» Exercise description: Collect the lines of the entries where "Glossary" shows up.

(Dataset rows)
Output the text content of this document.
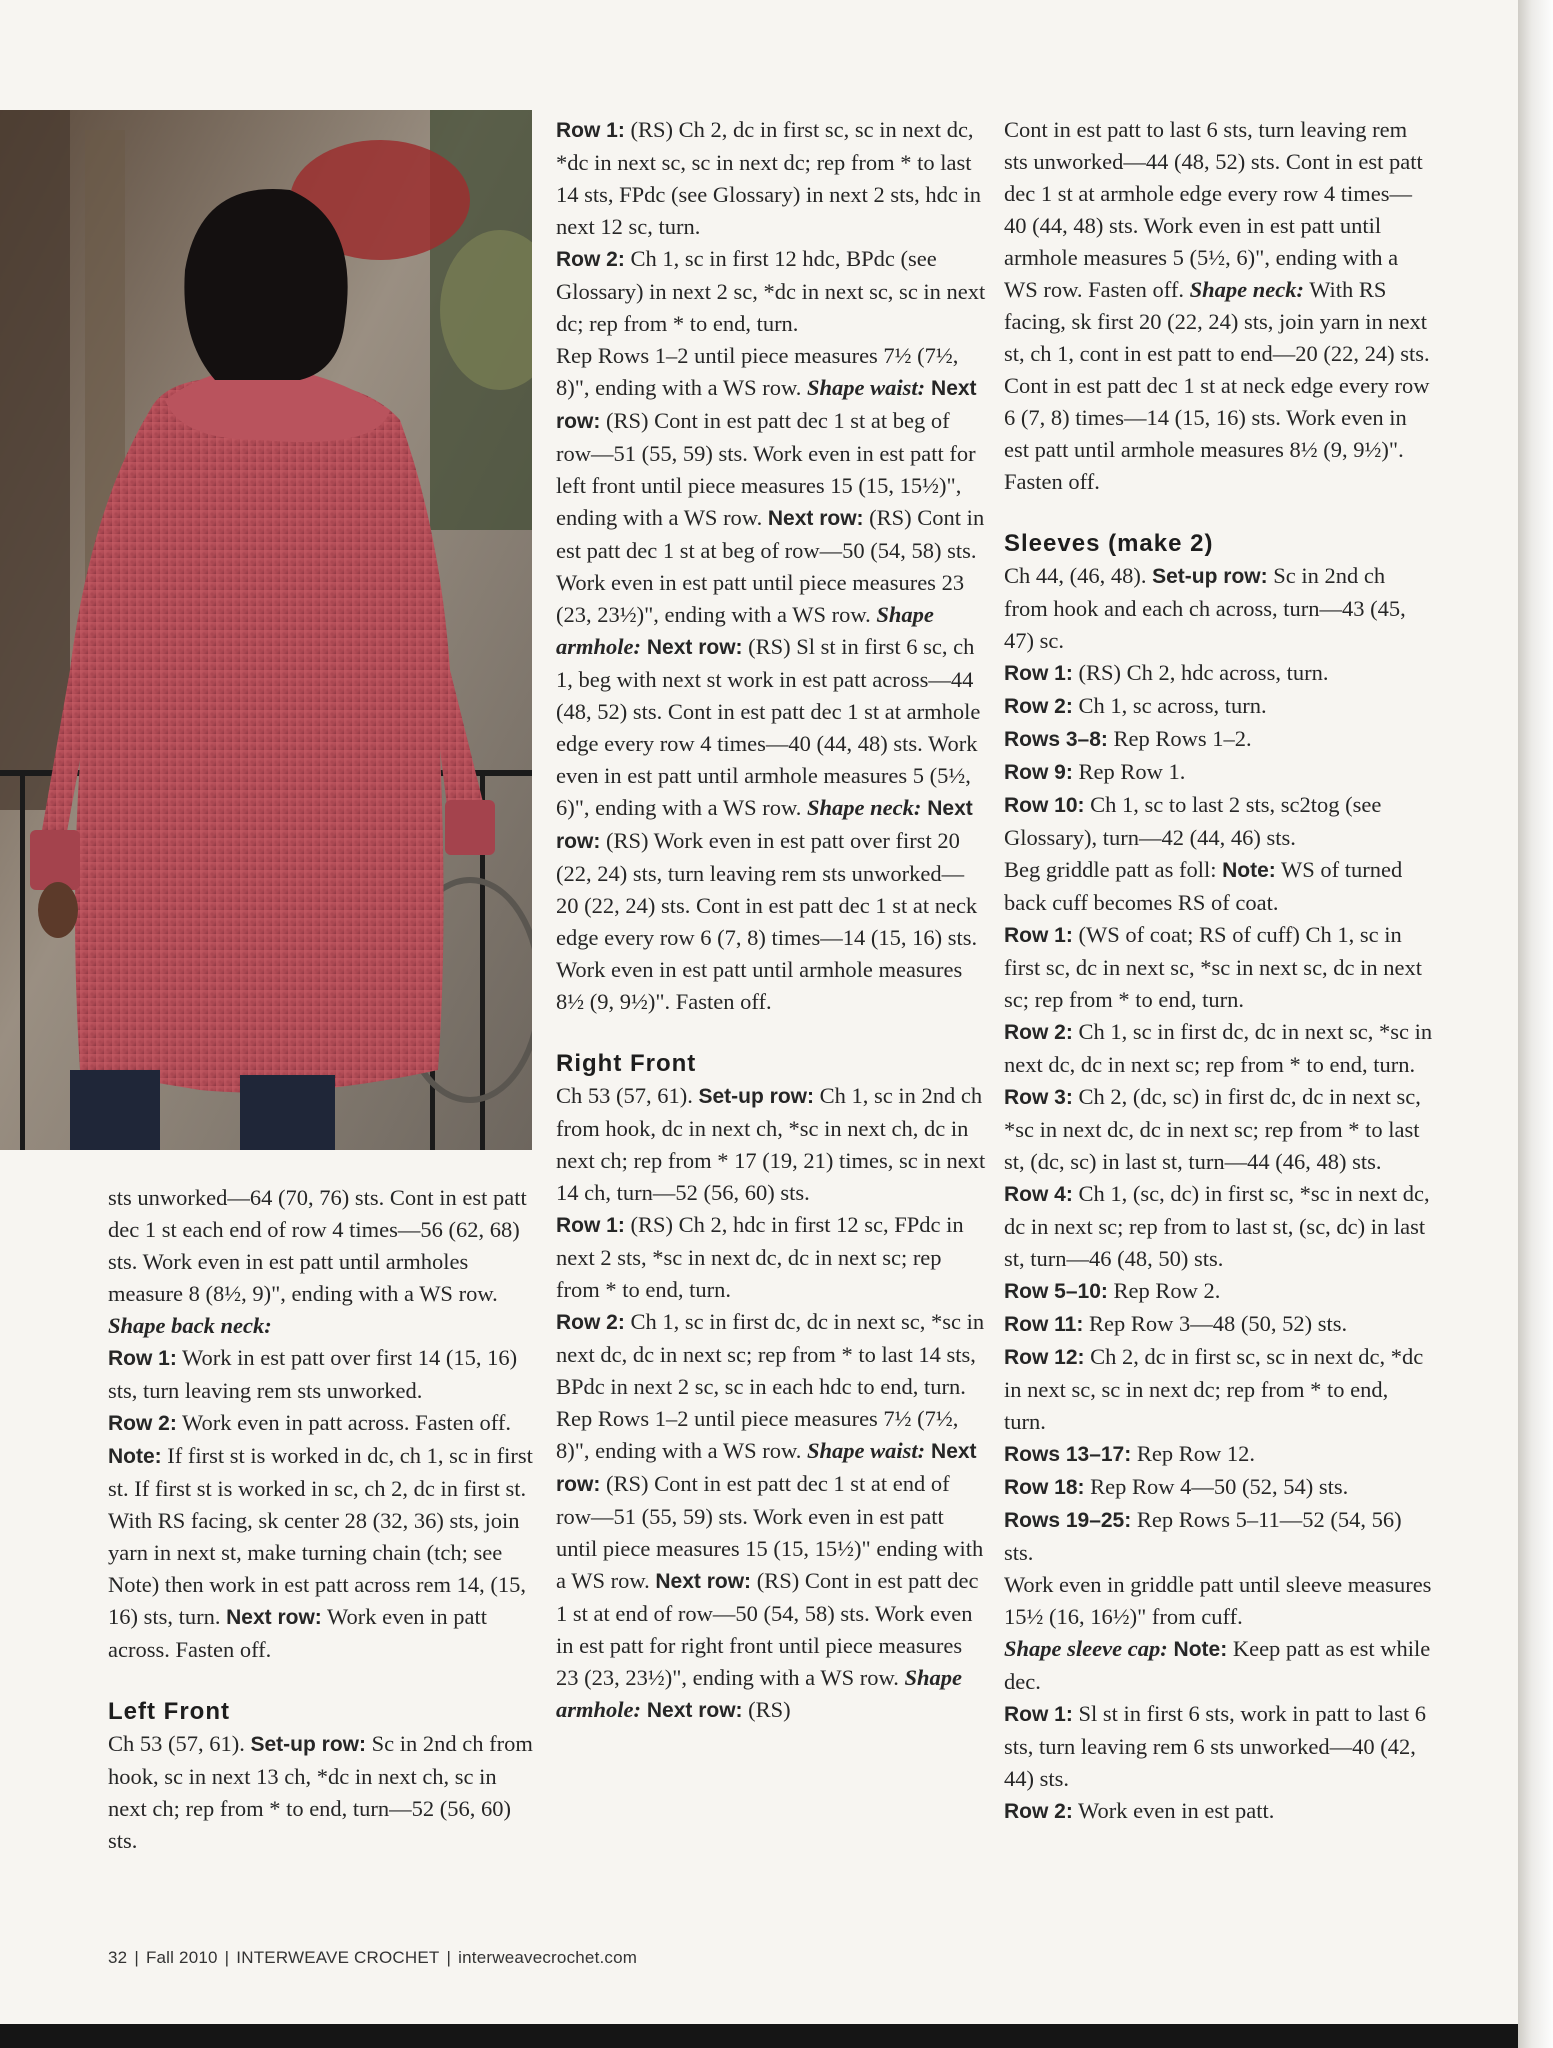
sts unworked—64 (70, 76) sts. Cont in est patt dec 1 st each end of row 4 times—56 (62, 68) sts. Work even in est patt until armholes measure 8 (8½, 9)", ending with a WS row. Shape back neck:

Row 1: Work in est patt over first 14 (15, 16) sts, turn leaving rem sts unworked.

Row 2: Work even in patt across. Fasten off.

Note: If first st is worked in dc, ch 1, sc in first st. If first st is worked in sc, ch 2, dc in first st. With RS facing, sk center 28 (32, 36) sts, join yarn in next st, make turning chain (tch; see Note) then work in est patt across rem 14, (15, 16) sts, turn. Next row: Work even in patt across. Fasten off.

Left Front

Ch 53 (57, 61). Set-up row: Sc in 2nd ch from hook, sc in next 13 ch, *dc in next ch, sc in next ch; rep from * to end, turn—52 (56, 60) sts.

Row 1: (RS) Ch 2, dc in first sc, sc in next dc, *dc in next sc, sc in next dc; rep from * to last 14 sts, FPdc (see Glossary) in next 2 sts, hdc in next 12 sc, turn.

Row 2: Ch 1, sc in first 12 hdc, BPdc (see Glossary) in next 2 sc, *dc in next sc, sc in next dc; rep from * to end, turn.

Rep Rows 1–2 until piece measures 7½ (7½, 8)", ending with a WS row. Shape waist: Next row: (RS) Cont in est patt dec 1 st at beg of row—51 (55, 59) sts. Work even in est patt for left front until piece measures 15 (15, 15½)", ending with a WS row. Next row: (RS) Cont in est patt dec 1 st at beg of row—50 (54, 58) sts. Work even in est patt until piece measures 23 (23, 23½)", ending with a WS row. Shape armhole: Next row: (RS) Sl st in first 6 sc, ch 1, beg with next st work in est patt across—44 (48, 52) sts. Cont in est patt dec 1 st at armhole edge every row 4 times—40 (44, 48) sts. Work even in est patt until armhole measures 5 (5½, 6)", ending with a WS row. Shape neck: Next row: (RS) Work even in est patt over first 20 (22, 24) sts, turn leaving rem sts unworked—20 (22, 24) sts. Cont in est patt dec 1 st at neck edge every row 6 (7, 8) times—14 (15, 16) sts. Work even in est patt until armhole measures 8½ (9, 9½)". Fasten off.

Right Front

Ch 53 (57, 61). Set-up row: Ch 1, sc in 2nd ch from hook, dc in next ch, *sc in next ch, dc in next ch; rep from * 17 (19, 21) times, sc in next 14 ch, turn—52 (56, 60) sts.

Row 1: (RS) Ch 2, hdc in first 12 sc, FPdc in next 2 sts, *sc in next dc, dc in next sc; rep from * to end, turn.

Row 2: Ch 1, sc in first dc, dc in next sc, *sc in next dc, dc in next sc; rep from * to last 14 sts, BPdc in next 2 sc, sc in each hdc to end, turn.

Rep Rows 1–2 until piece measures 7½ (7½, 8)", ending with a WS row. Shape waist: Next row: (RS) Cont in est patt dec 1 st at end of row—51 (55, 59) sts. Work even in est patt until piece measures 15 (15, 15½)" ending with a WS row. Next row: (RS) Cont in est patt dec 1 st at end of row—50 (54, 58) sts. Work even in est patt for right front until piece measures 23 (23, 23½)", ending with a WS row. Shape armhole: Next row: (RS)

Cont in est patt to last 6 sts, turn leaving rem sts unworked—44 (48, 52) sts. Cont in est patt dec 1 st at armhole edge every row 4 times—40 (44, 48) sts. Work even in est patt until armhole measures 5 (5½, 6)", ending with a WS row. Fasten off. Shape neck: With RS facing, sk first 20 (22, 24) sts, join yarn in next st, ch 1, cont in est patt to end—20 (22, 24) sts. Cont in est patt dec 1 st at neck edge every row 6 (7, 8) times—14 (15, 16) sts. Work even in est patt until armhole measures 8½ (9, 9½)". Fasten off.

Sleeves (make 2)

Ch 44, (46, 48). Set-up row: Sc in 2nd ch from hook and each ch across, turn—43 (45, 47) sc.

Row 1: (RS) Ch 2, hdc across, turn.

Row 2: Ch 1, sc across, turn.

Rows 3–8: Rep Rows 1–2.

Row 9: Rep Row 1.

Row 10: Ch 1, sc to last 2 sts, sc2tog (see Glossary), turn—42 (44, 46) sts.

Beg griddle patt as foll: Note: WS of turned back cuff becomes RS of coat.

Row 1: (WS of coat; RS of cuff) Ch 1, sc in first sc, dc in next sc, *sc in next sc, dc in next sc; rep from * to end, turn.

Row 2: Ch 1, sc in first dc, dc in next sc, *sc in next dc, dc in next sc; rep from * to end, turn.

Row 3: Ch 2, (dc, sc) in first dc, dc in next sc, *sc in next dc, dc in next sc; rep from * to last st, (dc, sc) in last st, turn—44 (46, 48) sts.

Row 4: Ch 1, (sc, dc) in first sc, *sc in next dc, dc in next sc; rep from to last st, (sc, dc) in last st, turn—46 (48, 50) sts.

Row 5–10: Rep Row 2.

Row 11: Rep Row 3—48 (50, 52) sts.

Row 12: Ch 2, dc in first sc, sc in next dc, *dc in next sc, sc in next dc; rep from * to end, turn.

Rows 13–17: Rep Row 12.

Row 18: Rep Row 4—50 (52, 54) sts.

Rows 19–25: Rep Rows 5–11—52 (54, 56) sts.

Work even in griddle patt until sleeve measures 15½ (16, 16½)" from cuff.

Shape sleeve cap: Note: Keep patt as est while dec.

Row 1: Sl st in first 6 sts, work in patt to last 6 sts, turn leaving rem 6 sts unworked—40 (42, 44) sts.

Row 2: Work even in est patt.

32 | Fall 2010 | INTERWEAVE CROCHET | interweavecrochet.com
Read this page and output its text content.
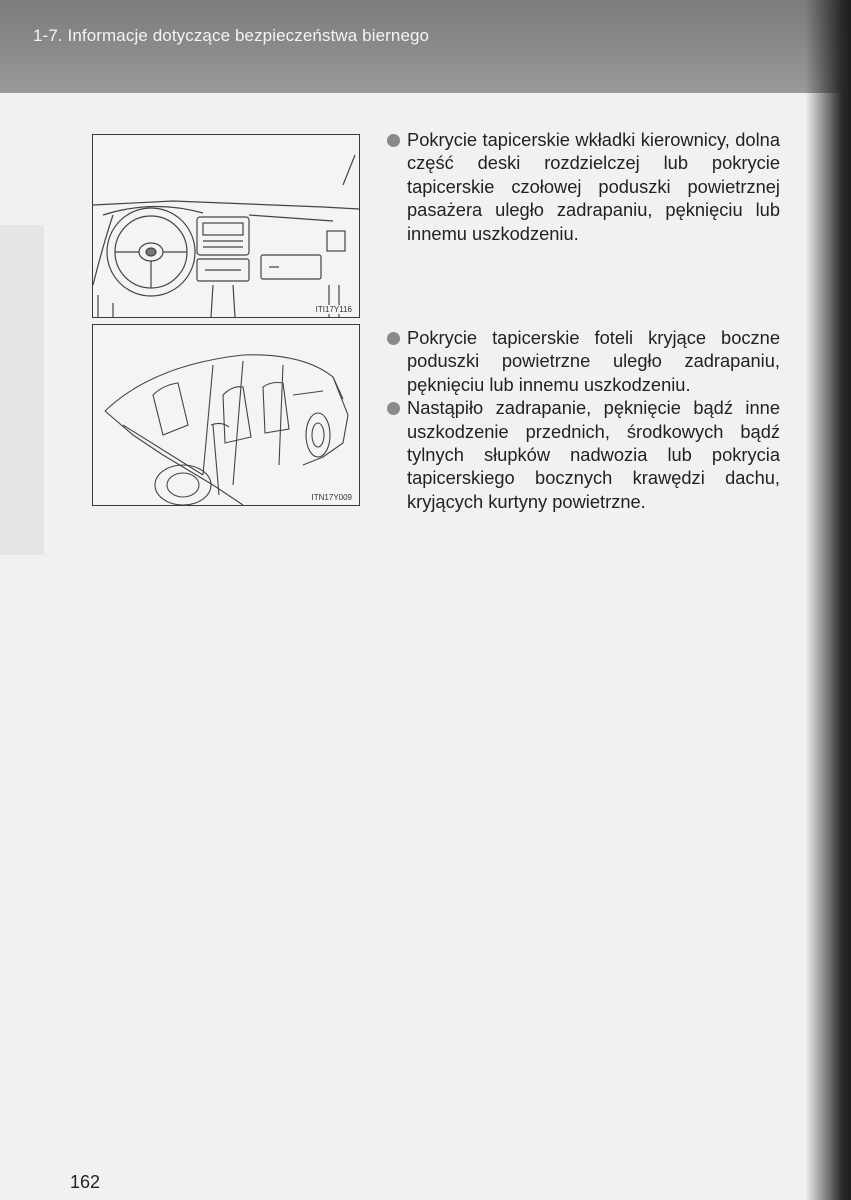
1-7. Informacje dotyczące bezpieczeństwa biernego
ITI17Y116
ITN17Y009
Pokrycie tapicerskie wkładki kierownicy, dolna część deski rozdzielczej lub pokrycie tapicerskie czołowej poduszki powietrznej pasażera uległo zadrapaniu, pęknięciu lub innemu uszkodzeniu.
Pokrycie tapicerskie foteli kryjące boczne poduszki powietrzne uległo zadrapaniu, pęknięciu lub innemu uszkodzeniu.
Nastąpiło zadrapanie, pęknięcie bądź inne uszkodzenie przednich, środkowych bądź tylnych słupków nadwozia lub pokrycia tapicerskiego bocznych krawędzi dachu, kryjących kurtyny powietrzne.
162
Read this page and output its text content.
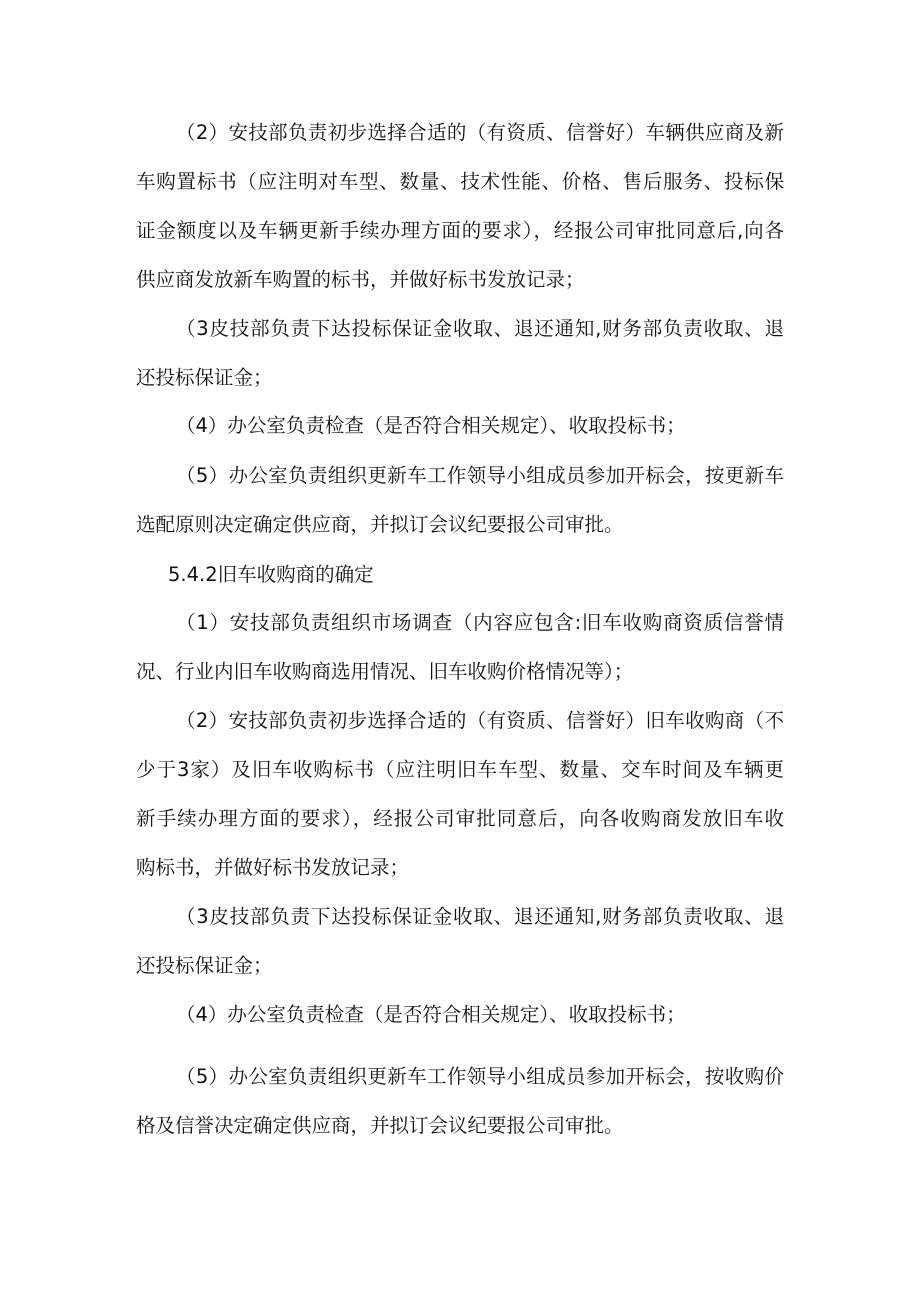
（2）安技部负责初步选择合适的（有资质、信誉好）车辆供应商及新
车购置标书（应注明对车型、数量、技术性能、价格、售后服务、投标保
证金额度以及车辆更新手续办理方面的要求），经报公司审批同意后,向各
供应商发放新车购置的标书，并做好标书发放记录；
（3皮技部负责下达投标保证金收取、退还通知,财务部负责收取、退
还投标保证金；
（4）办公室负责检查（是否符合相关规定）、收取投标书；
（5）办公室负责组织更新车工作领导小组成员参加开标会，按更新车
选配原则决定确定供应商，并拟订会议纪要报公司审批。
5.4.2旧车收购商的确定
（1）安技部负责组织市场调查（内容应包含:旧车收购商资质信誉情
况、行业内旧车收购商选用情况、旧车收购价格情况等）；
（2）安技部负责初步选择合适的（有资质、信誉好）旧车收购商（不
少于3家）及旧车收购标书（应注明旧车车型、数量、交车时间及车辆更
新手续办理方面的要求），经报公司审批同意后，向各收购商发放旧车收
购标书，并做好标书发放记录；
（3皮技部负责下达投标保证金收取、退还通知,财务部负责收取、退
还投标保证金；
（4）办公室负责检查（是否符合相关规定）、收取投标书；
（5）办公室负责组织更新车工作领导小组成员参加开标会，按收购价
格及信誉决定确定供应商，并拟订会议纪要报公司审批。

» Reply to the exercise:
Row 1: (RS) Ch 2, dc in first sc, sc in next dc, *dc in next sc, sc in next dc; rep from * to last 14 sts, FPdc (see Glossary) in next 2 sts, hdc in next 12 sc, turn.
Row 2: Ch 1, sc in first 12 hdc, BPdc (see Glossary) in next 2 sc, *dc in next sc, sc in next dc; rep from * to end, turn.
Row 10: Ch 1, sc to last 2 sts, sc2tog (see Glossary), turn—42 (44, 46) sts.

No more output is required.